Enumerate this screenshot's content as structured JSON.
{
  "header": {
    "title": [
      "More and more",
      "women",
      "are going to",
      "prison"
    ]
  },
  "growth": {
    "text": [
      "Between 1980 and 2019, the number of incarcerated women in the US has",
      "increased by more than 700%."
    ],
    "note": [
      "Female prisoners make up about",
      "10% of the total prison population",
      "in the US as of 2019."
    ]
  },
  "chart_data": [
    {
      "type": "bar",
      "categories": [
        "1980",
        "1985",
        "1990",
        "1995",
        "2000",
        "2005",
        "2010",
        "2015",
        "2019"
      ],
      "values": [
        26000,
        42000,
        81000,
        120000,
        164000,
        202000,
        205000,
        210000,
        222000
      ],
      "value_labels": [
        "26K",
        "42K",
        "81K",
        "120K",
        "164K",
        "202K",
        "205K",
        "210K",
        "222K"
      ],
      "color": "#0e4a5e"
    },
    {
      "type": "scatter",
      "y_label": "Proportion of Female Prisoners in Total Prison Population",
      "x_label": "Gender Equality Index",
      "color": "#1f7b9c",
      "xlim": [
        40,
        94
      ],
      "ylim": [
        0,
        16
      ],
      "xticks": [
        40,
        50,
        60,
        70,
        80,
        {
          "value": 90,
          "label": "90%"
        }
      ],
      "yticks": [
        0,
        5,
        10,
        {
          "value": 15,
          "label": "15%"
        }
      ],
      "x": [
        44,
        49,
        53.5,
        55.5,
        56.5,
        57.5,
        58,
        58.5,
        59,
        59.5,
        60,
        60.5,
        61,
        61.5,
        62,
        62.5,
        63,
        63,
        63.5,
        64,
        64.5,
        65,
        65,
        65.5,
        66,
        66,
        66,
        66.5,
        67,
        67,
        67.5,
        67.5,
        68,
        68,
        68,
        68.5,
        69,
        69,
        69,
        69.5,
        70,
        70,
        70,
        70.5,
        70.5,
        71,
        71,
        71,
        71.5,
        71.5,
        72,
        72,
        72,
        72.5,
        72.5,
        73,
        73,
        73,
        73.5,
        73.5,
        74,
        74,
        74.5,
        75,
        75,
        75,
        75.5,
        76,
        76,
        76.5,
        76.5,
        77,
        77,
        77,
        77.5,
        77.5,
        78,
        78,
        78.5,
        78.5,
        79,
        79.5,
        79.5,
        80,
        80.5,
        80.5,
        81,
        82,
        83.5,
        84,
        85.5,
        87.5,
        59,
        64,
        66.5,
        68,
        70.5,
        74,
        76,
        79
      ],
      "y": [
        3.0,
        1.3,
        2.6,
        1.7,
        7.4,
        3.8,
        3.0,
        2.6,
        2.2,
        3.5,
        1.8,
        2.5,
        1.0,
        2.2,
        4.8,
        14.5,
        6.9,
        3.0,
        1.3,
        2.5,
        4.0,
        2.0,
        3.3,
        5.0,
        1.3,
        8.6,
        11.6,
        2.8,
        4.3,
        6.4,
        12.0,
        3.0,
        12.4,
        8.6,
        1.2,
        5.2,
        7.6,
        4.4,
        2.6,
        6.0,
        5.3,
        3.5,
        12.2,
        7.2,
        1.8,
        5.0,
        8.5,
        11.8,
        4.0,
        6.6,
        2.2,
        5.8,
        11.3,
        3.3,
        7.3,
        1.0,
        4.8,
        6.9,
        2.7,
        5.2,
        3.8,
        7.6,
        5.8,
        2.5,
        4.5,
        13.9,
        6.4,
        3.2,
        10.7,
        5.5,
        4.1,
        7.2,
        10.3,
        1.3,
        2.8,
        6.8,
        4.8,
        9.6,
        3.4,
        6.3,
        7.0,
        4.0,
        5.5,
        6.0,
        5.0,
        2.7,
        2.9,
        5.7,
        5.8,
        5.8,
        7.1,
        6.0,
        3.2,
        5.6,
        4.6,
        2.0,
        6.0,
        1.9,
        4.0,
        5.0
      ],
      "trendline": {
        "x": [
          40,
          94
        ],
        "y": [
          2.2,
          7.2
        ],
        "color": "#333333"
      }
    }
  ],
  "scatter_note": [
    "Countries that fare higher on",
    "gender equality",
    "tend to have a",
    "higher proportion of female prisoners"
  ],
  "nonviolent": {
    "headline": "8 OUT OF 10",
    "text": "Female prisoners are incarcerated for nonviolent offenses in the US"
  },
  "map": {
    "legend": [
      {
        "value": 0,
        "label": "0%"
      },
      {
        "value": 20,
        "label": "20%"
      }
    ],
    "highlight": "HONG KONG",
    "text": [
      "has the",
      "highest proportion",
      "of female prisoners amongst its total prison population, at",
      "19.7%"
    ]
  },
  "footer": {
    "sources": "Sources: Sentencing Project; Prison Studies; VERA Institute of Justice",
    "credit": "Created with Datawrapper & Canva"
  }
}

▬▬▬▬▬▬

From the records above, extract each line exactly as shown.

Enumerate this screenshot's content as structured JSON.
{
  "header": {
    "title": [
      "More and more",
      "women",
      "are going to",
      "prison"
    ]
  },
  "growth": {
    "text": [
      "Between 1980 and 2019, the number of incarcerated women in the US has",
      "increased by more than 700%."
    ],
    "note": [
      "Female prisoners make up about",
      "10% of the total prison population",
      "in the US as of 2019."
    ]
  },
  "chart_data": [
    {
      "type": "bar",
      "categories": [
        "1980",
        "1985",
        "1990",
        "1995",
        "2000",
        "2005",
        "2010",
        "2015",
        "2019"
      ],
      "values": [
        26000,
        42000,
        81000,
        120000,
        164000,
        202000,
        205000,
        210000,
        222000
      ],
      "value_labels": [
        "26K",
        "42K",
        "81K",
        "120K",
        "164K",
        "202K",
        "205K",
        "210K",
        "222K"
      ],
      "color": "#0e4a5e"
    },
    {
      "type": "scatter",
      "y_label": "Proportion of Female Prisoners in Total Prison Population",
      "x_label": "Gender Equality Index",
      "color": "#1f7b9c",
      "xlim": [
        40,
        94
      ],
      "ylim": [
        0,
        16
      ],
      "xticks": [
        40,
        50,
        60,
        70,
        80,
        {
          "value": 90,
          "label": "90%"
        }
      ],
      "yticks": [
        0,
        5,
        10,
        {
          "value": 15,
          "label": "15%"
        }
      ],
      "x": [
        44,
        49,
        53.5,
        55.5,
        56.5,
        57.5,
        58,
        58.5,
        59,
        59.5,
        60,
        60.5,
        61,
        61.5,
        62,
        62.5,
        63,
        63,
        63.5,
        64,
        64.5,
        65,
        65,
        65.5,
        66,
        66,
        66,
        66.5,
        67,
        67,
        67.5,
        67.5,
        68,
        68,
        68,
        68.5,
        69,
        69,
        69,
        69.5,
        70,
        70,
        70,
        70.5,
        70.5,
        71,
        71,
        71,
        71.5,
        71.5,
        72,
        72,
        72,
        72.5,
        72.5,
        73,
        73,
        73,
        73.5,
        73.5,
        74,
        74,
        74.5,
        75,
        75,
        75,
        75.5,
        76,
        76,
        76.5,
        76.5,
        77,
        77,
        77,
        77.5,
        77.5,
        78,
        78,
        78.5,
        78.5,
        79,
        79.5,
        79.5,
        80,
        80.5,
        80.5,
        81,
        82,
        83.5,
        84,
        85.5,
        87.5,
        59,
        64,
        66.5,
        68,
        70.5,
        74,
        76,
        79
      ],
      "y": [
        3.0,
        1.3,
        2.6,
        1.7,
        7.4,
        3.8,
        3.0,
        2.6,
        2.2,
        3.5,
        1.8,
        2.5,
        1.0,
        2.2,
        4.8,
        14.5,
        6.9,
        3.0,
        1.3,
        2.5,
        4.0,
        2.0,
        3.3,
        5.0,
        1.3,
        8.6,
        11.6,
        2.8,
        4.3,
        6.4,
        12.0,
        3.0,
        12.4,
        8.6,
        1.2,
        5.2,
        7.6,
        4.4,
        2.6,
        6.0,
        5.3,
        3.5,
        12.2,
        7.2,
        1.8,
        5.0,
        8.5,
        11.8,
        4.0,
        6.6,
        2.2,
        5.8,
        11.3,
        3.3,
        7.3,
        1.0,
        4.8,
        6.9,
        2.7,
        5.2,
        3.8,
        7.6,
        5.8,
        2.5,
        4.5,
        13.9,
        6.4,
        3.2,
        10.7,
        5.5,
        4.1,
        7.2,
        10.3,
        1.3,
        2.8,
        6.8,
        4.8,
        9.6,
        3.4,
        6.3,
        7.0,
        4.0,
        5.5,
        6.0,
        5.0,
        2.7,
        2.9,
        5.7,
        5.8,
        5.8,
        7.1,
        6.0,
        3.2,
        5.6,
        4.6,
        2.0,
        6.0,
        1.9,
        4.0,
        5.0
      ],
      "trendline": {
        "x": [
          40,
          94
        ],
        "y": [
          2.2,
          7.2
        ],
        "color": "#333333"
      }
    }
  ],
  "scatter_note": [
    "Countries that fare higher on",
    "gender equality",
    "tend to have a",
    "higher proportion of female prisoners"
  ],
  "nonviolent": {
    "headline": "8 OUT OF 10",
    "text": "Female prisoners are incarcerated for nonviolent offenses in the US"
  },
  "map": {
    "legend": [
      {
        "value": 0,
        "label": "0%"
      },
      {
        "value": 20,
        "label": "20%"
      }
    ],
    "highlight": "HONG KONG",
    "text": [
      "has the",
      "highest proportion",
      "of female prisoners amongst its total prison population, at",
      "19.7%"
    ]
  },
  "footer": {
    "sources": "Sources: Sentencing Project; Prison Studies; VERA Institute of Justice",
    "credit": "Created with Datawrapper & Canva"
  }
}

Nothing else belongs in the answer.